Items from a figure collection
= = = = = = =

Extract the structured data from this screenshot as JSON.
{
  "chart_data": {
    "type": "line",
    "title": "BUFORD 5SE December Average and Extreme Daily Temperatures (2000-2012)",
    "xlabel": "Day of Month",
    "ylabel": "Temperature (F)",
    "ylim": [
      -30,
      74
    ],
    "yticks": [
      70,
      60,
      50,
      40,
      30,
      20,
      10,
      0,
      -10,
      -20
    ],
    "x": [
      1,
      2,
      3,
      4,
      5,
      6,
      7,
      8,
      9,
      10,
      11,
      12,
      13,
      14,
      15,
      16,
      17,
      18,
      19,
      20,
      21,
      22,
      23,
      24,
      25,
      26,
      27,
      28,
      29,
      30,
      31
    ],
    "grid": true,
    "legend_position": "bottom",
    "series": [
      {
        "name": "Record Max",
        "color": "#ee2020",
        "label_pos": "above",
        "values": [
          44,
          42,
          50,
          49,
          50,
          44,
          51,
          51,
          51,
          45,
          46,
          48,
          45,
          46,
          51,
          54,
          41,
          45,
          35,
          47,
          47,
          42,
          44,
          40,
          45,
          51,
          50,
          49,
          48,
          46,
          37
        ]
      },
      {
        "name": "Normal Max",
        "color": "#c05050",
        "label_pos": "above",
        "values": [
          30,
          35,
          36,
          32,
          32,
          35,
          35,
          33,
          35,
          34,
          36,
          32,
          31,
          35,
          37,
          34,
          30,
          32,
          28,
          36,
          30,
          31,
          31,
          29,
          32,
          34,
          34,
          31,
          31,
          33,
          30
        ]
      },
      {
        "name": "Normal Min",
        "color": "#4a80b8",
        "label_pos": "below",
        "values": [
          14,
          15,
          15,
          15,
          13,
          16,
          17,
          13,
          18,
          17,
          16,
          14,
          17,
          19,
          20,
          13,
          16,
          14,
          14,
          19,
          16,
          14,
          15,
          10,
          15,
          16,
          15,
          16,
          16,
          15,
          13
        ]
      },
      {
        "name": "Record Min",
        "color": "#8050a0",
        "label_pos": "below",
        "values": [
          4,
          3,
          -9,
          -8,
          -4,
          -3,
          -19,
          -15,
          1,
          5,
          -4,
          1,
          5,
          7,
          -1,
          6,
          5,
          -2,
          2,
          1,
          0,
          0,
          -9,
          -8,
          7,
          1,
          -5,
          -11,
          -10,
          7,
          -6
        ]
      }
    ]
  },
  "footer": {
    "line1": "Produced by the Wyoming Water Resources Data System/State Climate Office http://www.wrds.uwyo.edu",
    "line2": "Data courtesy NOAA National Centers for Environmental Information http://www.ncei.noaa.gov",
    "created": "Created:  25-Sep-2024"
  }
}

= = = = = = =

* [WHAT YOU ARE ASKED TO DO]
Point out every line holding the string "name" and copy it.

* [EXERCISE RESULT]
        "name": "Record Max",
        "name": "Normal Max",
        "name": "Normal Min",
        "name": "Record Min",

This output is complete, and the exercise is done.